§ **Short problem**: Filter the entries, keeping every line with the word "meta".
==== Input for this task ====
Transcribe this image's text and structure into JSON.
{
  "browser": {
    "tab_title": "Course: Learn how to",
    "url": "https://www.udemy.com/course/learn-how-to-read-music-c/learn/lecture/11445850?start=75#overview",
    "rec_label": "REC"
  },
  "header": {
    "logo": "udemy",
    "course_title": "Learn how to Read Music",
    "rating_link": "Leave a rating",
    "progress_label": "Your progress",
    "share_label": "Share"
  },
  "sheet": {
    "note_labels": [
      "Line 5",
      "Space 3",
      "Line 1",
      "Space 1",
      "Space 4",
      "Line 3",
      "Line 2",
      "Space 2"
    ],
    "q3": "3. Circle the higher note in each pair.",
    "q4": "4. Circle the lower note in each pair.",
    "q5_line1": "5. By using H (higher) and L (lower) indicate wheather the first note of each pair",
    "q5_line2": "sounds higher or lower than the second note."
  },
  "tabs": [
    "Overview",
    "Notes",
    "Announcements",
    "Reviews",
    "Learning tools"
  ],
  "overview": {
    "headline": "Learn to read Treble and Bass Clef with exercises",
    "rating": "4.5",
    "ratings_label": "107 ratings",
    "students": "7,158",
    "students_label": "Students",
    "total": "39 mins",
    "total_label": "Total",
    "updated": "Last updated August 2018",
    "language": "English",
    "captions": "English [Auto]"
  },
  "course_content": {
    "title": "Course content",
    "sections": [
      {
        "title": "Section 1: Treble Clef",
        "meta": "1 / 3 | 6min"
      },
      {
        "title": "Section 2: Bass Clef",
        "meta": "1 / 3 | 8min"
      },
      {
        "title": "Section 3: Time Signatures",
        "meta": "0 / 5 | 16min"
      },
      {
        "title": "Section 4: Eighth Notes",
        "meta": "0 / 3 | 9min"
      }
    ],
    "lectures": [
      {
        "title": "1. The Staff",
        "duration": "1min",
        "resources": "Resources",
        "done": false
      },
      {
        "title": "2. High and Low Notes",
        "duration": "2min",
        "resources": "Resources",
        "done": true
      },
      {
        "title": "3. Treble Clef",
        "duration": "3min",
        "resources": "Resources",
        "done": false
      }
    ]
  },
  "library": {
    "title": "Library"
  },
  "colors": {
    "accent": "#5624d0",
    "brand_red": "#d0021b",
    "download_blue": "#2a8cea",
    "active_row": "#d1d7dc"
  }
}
====
§ **The output**:
        "meta": "1 / 3 | 6min"
        "meta": "1 / 3 | 8min"
        "meta": "0 / 5 | 16min"
        "meta": "0 / 3 | 9min"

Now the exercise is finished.